# [Exercise prompt]
Every line holding the word "ochrana" counts once. Give the total, nothing more.

# [Records]
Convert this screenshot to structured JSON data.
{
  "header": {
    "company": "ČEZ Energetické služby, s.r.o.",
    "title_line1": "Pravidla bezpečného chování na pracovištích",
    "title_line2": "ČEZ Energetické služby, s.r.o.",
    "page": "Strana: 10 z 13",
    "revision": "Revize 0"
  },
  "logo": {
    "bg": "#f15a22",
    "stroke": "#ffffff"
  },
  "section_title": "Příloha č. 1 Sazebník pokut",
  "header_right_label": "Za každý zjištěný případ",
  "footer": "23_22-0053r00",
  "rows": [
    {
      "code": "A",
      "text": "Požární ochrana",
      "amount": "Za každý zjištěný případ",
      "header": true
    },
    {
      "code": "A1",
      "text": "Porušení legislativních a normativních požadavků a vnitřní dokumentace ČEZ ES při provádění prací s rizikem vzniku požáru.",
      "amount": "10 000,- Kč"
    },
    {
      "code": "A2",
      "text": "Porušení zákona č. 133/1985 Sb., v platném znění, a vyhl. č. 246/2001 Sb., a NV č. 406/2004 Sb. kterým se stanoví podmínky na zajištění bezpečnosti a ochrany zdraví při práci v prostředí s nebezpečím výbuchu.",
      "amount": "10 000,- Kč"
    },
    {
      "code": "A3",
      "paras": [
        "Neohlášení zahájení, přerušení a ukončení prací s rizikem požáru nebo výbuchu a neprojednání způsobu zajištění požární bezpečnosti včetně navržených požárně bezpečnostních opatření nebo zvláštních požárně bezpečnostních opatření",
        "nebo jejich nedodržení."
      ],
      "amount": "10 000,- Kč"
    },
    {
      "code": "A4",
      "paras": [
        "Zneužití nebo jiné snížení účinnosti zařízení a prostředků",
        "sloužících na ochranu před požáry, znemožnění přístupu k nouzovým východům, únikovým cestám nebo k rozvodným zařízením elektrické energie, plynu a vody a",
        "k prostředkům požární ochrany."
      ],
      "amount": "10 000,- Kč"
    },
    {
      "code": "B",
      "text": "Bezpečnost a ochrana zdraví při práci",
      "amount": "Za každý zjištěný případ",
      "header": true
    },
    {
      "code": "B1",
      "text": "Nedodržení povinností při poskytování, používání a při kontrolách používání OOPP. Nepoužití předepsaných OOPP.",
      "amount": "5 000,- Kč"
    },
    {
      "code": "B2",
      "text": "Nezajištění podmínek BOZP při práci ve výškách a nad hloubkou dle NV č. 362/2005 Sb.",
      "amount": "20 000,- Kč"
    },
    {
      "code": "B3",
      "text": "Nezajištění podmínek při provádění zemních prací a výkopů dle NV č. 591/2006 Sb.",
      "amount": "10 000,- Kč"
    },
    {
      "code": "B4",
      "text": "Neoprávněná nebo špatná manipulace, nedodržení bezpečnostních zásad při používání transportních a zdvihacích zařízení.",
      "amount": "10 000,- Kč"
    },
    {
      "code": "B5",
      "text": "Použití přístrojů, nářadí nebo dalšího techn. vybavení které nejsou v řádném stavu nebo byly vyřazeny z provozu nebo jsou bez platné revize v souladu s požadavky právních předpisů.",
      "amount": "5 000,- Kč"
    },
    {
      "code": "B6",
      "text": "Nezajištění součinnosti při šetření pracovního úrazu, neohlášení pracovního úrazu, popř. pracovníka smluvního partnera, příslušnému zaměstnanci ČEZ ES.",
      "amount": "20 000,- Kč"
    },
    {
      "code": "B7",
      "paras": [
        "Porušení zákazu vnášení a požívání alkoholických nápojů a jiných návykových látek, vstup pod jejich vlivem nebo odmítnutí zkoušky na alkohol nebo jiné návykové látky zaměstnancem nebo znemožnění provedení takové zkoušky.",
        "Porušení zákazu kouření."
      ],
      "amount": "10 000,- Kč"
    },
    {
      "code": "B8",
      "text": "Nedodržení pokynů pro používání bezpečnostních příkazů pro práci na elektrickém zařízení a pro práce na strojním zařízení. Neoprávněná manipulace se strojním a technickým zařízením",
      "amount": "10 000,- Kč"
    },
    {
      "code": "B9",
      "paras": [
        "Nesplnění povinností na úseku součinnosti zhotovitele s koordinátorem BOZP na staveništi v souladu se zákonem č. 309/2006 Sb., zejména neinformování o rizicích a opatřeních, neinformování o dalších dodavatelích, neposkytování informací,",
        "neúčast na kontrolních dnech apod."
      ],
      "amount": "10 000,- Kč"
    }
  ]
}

# [Worked solution]
2